Print the records below exactly as they appear.
-- start --
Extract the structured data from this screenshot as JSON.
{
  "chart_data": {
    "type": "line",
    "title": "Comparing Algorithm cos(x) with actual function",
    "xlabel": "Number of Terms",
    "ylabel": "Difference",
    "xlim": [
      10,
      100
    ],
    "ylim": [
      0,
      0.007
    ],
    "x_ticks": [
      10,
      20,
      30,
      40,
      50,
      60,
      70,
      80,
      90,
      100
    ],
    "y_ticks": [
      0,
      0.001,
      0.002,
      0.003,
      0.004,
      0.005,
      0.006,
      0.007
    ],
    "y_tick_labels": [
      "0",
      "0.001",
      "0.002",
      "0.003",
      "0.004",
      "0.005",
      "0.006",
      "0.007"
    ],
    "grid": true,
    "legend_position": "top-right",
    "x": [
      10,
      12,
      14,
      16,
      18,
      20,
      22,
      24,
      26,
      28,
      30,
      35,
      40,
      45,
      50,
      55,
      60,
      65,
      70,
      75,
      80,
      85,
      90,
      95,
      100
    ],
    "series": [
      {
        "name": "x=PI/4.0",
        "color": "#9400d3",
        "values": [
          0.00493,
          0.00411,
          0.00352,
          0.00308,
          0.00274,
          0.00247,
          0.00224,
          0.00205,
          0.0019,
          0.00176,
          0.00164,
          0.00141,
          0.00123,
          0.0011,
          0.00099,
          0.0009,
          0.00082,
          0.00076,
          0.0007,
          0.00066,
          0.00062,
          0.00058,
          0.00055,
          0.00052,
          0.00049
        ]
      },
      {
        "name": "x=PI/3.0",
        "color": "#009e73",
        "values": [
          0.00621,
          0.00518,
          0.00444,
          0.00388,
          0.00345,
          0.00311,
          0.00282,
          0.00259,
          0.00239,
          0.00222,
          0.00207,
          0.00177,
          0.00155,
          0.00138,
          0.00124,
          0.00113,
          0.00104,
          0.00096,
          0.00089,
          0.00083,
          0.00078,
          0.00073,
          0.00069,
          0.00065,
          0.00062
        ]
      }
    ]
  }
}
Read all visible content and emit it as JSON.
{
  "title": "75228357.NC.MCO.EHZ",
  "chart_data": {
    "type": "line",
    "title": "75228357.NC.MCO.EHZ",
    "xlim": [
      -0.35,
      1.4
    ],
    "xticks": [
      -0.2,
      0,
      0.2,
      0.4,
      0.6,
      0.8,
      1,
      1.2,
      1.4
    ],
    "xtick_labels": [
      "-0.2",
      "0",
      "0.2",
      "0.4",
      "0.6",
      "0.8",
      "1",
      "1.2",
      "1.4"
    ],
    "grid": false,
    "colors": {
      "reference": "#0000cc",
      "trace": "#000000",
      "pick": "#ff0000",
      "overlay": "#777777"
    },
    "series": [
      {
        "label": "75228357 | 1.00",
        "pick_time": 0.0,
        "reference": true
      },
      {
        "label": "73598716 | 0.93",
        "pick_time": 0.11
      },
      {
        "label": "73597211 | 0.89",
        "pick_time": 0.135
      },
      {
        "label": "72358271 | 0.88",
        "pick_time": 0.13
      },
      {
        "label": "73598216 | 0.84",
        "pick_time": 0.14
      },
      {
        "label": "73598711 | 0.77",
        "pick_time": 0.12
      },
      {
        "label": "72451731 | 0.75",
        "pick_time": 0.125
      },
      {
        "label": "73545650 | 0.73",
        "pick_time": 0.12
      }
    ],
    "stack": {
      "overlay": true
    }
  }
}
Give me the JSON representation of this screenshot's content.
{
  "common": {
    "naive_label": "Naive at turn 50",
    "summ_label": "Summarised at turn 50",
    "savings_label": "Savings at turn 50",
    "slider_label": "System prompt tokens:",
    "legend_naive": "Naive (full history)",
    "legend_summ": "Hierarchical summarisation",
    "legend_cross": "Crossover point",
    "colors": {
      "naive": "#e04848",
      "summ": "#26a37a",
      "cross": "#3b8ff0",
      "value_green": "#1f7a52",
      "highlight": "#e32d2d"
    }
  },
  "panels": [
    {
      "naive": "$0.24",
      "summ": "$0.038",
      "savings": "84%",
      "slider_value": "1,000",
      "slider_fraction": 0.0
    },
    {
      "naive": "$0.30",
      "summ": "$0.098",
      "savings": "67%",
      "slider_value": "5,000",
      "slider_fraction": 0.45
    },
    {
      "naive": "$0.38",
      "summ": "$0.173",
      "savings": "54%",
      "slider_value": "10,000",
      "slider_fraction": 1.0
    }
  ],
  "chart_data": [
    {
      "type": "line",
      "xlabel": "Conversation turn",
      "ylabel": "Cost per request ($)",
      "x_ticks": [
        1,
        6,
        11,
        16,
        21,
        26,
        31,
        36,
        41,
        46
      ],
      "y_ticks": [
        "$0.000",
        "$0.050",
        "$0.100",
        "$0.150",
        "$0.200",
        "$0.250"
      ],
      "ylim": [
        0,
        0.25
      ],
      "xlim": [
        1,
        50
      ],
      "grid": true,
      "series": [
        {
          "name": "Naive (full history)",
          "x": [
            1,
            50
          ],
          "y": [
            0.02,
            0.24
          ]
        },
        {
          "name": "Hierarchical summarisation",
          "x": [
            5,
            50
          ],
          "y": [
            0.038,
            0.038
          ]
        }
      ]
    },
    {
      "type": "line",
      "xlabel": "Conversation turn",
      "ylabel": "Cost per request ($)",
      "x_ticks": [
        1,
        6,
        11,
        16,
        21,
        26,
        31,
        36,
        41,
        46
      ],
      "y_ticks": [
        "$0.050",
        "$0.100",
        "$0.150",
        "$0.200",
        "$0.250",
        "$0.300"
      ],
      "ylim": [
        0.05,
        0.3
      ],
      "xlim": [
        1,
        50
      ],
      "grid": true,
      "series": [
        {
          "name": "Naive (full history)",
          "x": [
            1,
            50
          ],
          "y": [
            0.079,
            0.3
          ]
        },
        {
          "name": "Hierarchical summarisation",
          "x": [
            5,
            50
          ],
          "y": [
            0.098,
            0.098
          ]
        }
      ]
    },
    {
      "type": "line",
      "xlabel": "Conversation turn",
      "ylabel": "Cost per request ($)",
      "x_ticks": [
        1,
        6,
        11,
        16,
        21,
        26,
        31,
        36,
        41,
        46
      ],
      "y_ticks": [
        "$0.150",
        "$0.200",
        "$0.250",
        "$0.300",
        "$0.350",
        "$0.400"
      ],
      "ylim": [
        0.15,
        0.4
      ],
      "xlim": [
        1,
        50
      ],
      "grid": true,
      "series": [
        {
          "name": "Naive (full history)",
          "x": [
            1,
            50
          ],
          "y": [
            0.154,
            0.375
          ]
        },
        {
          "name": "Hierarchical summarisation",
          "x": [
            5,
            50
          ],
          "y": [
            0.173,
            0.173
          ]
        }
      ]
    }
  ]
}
-- end --
> Complete output:
Extract the structured data from this screenshot as JSON.
{
  "chart_data": {
    "type": "line",
    "title": "Comparing Algorithm cos(x) with actual function",
    "xlabel": "Number of Terms",
    "ylabel": "Difference",
    "xlim": [
      10,
      100
    ],
    "ylim": [
      0,
      0.007
    ],
    "x_ticks": [
      10,
      20,
      30,
      40,
      50,
      60,
      70,
      80,
      90,
      100
    ],
    "y_ticks": [
      0,
      0.001,
      0.002,
      0.003,
      0.004,
      0.005,
      0.006,
      0.007
    ],
    "y_tick_labels": [
      "0",
      "0.001",
      "0.002",
      "0.003",
      "0.004",
      "0.005",
      "0.006",
      "0.007"
    ],
    "grid": true,
    "legend_position": "top-right",
    "x": [
      10,
      12,
      14,
      16,
      18,
      20,
      22,
      24,
      26,
      28,
      30,
      35,
      40,
      45,
      50,
      55,
      60,
      65,
      70,
      75,
      80,
      85,
      90,
      95,
      100
    ],
    "series": [
      {
        "name": "x=PI/4.0",
        "color": "#9400d3",
        "values": [
          0.00493,
          0.00411,
          0.00352,
          0.00308,
          0.00274,
          0.00247,
          0.00224,
          0.00205,
          0.0019,
          0.00176,
          0.00164,
          0.00141,
          0.00123,
          0.0011,
          0.00099,
          0.0009,
          0.00082,
          0.00076,
          0.0007,
          0.00066,
          0.00062,
          0.00058,
          0.00055,
          0.00052,
          0.00049
        ]
      },
      {
        "name": "x=PI/3.0",
        "color": "#009e73",
        "values": [
          0.00621,
          0.00518,
          0.00444,
          0.00388,
          0.00345,
          0.00311,
          0.00282,
          0.00259,
          0.00239,
          0.00222,
          0.00207,
          0.00177,
          0.00155,
          0.00138,
          0.00124,
          0.00113,
          0.00104,
          0.00096,
          0.00089,
          0.00083,
          0.00078,
          0.00073,
          0.00069,
          0.00065,
          0.00062
        ]
      }
    ]
  }
}
Read all visible content and emit it as JSON.
{
  "title": "75228357.NC.MCO.EHZ",
  "chart_data": {
    "type": "line",
    "title": "75228357.NC.MCO.EHZ",
    "xlim": [
      -0.35,
      1.4
    ],
    "xticks": [
      -0.2,
      0,
      0.2,
      0.4,
      0.6,
      0.8,
      1,
      1.2,
      1.4
    ],
    "xtick_labels": [
      "-0.2",
      "0",
      "0.2",
      "0.4",
      "0.6",
      "0.8",
      "1",
      "1.2",
      "1.4"
    ],
    "grid": false,
    "colors": {
      "reference": "#0000cc",
      "trace": "#000000",
      "pick": "#ff0000",
      "overlay": "#777777"
    },
    "series": [
      {
        "label": "75228357 | 1.00",
        "pick_time": 0.0,
        "reference": true
      },
      {
        "label": "73598716 | 0.93",
        "pick_time": 0.11
      },
      {
        "label": "73597211 | 0.89",
        "pick_time": 0.135
      },
      {
        "label": "72358271 | 0.88",
        "pick_time": 0.13
      },
      {
        "label": "73598216 | 0.84",
        "pick_time": 0.14
      },
      {
        "label": "73598711 | 0.77",
        "pick_time": 0.12
      },
      {
        "label": "72451731 | 0.75",
        "pick_time": 0.125
      },
      {
        "label": "73545650 | 0.73",
        "pick_time": 0.12
      }
    ],
    "stack": {
      "overlay": true
    }
  }
}
Give me the JSON representation of this screenshot's content.
{
  "common": {
    "naive_label": "Naive at turn 50",
    "summ_label": "Summarised at turn 50",
    "savings_label": "Savings at turn 50",
    "slider_label": "System prompt tokens:",
    "legend_naive": "Naive (full history)",
    "legend_summ": "Hierarchical summarisation",
    "legend_cross": "Crossover point",
    "colors": {
      "naive": "#e04848",
      "summ": "#26a37a",
      "cross": "#3b8ff0",
      "value_green": "#1f7a52",
      "highlight": "#e32d2d"
    }
  },
  "panels": [
    {
      "naive": "$0.24",
      "summ": "$0.038",
      "savings": "84%",
      "slider_value": "1,000",
      "slider_fraction": 0.0
    },
    {
      "naive": "$0.30",
      "summ": "$0.098",
      "savings": "67%",
      "slider_value": "5,000",
      "slider_fraction": 0.45
    },
    {
      "naive": "$0.38",
      "summ": "$0.173",
      "savings": "54%",
      "slider_value": "10,000",
      "slider_fraction": 1.0
    }
  ],
  "chart_data": [
    {
      "type": "line",
      "xlabel": "Conversation turn",
      "ylabel": "Cost per request ($)",
      "x_ticks": [
        1,
        6,
        11,
        16,
        21,
        26,
        31,
        36,
        41,
        46
      ],
      "y_ticks": [
        "$0.000",
        "$0.050",
        "$0.100",
        "$0.150",
        "$0.200",
        "$0.250"
      ],
      "ylim": [
        0,
        0.25
      ],
      "xlim": [
        1,
        50
      ],
      "grid": true,
      "series": [
        {
          "name": "Naive (full history)",
          "x": [
            1,
            50
          ],
          "y": [
            0.02,
            0.24
          ]
        },
        {
          "name": "Hierarchical summarisation",
          "x": [
            5,
            50
          ],
          "y": [
            0.038,
            0.038
          ]
        }
      ]
    },
    {
      "type": "line",
      "xlabel": "Conversation turn",
      "ylabel": "Cost per request ($)",
      "x_ticks": [
        1,
        6,
        11,
        16,
        21,
        26,
        31,
        36,
        41,
        46
      ],
      "y_ticks": [
        "$0.050",
        "$0.100",
        "$0.150",
        "$0.200",
        "$0.250",
        "$0.300"
      ],
      "ylim": [
        0.05,
        0.3
      ],
      "xlim": [
        1,
        50
      ],
      "grid": true,
      "series": [
        {
          "name": "Naive (full history)",
          "x": [
            1,
            50
          ],
          "y": [
            0.079,
            0.3
          ]
        },
        {
          "name": "Hierarchical summarisation",
          "x": [
            5,
            50
          ],
          "y": [
            0.098,
            0.098
          ]
        }
      ]
    },
    {
      "type": "line",
      "xlabel": "Conversation turn",
      "ylabel": "Cost per request ($)",
      "x_ticks": [
        1,
        6,
        11,
        16,
        21,
        26,
        31,
        36,
        41,
        46
      ],
      "y_ticks": [
        "$0.150",
        "$0.200",
        "$0.250",
        "$0.300",
        "$0.350",
        "$0.400"
      ],
      "ylim": [
        0.15,
        0.4
      ],
      "xlim": [
        1,
        50
      ],
      "grid": true,
      "series": [
        {
          "name": "Naive (full history)",
          "x": [
            1,
            50
          ],
          "y": [
            0.154,
            0.375
          ]
        },
        {
          "name": "Hierarchical summarisation",
          "x": [
            5,
            50
          ],
          "y": [
            0.173,
            0.173
          ]
        }
      ]
    }
  ]
}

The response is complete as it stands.